The problem: Check each line of the records below and collect those that include the word "please".

(Data extracted from a collection)
────────
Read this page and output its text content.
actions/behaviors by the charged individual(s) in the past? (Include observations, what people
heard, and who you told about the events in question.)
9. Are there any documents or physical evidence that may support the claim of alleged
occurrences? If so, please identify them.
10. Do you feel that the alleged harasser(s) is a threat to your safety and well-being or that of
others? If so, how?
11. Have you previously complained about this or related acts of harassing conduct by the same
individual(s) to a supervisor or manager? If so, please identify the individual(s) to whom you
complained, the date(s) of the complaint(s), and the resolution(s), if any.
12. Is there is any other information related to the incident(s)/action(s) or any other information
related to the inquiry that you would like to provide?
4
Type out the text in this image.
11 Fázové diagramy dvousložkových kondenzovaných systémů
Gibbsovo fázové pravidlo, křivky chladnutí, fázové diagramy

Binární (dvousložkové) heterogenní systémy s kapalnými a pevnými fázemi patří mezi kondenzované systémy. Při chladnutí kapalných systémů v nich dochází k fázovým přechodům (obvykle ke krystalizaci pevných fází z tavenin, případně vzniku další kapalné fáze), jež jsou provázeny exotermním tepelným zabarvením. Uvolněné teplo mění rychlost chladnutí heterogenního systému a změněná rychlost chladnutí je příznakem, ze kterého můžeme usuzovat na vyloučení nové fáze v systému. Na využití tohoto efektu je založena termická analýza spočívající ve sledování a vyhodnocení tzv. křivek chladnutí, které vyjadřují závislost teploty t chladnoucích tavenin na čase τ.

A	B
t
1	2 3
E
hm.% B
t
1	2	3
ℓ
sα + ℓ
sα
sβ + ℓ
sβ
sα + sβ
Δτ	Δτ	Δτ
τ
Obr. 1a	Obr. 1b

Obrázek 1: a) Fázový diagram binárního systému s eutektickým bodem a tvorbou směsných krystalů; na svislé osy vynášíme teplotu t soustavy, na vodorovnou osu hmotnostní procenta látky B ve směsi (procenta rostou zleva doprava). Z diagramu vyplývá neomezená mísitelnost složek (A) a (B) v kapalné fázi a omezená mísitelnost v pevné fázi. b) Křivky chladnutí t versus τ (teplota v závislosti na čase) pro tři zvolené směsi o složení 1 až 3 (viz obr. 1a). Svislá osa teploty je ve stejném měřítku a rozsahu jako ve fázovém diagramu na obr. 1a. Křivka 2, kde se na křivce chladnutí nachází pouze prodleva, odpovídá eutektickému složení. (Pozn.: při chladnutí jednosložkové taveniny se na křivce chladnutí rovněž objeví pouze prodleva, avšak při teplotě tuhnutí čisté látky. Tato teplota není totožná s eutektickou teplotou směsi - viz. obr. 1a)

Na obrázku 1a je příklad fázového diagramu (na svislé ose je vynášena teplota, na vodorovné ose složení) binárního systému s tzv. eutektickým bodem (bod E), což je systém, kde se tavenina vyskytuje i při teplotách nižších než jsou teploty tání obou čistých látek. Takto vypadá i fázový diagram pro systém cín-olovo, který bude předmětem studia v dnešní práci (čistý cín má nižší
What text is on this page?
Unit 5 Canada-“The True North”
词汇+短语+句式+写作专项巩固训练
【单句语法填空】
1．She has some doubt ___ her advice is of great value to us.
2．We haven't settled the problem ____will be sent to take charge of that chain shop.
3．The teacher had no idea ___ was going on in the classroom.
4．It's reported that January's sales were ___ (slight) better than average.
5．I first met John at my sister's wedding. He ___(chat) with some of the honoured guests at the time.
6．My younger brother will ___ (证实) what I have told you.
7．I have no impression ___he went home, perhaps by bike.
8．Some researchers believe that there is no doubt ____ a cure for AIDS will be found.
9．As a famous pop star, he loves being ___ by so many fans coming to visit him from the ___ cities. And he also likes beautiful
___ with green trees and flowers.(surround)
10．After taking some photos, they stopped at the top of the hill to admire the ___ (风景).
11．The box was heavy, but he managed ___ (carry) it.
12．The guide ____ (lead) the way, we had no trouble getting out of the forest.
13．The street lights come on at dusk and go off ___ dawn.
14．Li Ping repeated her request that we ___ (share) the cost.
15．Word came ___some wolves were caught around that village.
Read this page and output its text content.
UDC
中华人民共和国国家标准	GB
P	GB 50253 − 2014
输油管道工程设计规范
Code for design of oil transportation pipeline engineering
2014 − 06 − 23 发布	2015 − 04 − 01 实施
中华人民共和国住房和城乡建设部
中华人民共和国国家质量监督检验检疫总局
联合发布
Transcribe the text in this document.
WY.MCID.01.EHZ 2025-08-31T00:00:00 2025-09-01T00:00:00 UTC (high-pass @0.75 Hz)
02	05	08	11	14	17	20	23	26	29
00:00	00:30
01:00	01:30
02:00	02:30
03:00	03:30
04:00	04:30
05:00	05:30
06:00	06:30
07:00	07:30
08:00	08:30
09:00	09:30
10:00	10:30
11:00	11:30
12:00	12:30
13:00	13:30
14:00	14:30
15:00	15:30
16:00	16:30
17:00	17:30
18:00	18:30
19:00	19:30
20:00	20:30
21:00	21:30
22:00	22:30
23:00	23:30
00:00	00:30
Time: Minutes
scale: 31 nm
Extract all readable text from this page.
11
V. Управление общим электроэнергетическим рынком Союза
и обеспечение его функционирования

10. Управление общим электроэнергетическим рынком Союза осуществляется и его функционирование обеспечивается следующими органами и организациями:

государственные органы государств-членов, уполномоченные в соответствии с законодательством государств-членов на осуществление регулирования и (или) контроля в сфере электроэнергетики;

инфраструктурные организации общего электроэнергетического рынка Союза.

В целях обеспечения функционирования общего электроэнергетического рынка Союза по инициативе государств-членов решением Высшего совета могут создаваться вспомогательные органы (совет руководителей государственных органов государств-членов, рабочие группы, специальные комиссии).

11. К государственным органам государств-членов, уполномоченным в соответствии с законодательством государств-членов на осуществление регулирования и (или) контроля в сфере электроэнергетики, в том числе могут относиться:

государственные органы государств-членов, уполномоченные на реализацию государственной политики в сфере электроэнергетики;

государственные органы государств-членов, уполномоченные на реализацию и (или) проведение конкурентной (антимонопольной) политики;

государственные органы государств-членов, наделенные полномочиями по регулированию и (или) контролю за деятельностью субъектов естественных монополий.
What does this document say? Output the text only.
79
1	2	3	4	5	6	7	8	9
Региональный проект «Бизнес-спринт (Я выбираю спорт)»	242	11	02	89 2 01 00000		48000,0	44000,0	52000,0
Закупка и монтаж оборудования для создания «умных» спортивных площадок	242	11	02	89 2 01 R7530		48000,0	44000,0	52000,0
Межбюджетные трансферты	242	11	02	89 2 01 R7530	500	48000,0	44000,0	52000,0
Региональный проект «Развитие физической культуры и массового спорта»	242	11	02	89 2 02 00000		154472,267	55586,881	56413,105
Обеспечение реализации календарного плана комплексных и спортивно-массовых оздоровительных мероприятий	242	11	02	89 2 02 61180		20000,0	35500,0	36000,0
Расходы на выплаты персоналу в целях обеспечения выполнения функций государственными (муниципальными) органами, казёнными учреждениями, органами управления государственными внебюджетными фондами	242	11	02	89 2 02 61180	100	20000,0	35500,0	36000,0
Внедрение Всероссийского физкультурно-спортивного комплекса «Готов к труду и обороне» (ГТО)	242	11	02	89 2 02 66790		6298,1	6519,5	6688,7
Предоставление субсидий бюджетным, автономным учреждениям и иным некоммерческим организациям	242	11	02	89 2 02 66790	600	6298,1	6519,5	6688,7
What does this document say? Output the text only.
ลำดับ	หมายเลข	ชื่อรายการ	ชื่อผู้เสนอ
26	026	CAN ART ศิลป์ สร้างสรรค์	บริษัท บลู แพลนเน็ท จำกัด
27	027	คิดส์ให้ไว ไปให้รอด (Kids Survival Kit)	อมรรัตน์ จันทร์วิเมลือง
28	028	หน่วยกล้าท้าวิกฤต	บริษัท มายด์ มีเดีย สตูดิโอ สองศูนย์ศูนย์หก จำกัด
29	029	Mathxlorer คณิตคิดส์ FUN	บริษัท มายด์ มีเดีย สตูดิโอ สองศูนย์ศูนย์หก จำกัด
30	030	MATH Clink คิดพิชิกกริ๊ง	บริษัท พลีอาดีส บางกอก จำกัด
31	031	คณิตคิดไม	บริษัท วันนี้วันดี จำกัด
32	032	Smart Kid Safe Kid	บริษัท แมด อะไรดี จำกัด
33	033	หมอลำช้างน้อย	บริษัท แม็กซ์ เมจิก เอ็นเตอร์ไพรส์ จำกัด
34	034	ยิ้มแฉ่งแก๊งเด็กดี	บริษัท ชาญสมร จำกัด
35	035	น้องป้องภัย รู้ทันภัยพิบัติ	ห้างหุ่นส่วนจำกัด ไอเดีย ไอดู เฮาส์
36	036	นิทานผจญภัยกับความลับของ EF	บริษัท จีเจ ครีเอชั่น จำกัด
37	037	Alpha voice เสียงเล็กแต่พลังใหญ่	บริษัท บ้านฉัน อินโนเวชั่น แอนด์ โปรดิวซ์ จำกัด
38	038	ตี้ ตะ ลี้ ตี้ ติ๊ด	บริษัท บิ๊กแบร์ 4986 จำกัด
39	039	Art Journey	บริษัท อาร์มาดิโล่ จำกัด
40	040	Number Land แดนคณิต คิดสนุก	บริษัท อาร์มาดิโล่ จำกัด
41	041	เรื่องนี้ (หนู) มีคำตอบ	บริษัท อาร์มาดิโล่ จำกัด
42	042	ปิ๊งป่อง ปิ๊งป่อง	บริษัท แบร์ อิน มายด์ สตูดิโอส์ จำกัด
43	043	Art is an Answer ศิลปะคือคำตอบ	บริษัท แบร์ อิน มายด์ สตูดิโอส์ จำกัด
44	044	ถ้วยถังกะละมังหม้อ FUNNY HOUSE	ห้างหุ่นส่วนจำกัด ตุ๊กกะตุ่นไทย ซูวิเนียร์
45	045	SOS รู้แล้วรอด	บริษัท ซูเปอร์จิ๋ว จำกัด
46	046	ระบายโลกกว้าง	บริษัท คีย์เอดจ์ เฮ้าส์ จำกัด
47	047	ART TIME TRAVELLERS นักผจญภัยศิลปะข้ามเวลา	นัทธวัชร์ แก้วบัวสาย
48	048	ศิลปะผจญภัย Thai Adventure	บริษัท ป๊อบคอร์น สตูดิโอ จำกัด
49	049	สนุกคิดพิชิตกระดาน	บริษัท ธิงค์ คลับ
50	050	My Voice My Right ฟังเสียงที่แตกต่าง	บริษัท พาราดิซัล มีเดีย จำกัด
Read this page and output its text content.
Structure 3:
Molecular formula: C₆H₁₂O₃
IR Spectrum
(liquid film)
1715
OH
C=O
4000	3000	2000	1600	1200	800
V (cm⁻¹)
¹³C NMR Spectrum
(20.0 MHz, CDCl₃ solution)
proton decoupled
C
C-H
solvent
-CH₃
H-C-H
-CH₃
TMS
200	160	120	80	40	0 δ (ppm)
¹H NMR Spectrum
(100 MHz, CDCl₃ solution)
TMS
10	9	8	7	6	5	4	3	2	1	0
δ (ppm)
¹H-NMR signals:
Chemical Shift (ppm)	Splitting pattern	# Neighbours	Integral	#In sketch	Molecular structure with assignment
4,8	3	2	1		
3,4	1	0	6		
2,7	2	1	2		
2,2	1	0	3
────────
Answer to this task:
occurrences? If so, please identify them.
individual(s) to a supervisor or manager? If so, please identify the individual(s) to whom you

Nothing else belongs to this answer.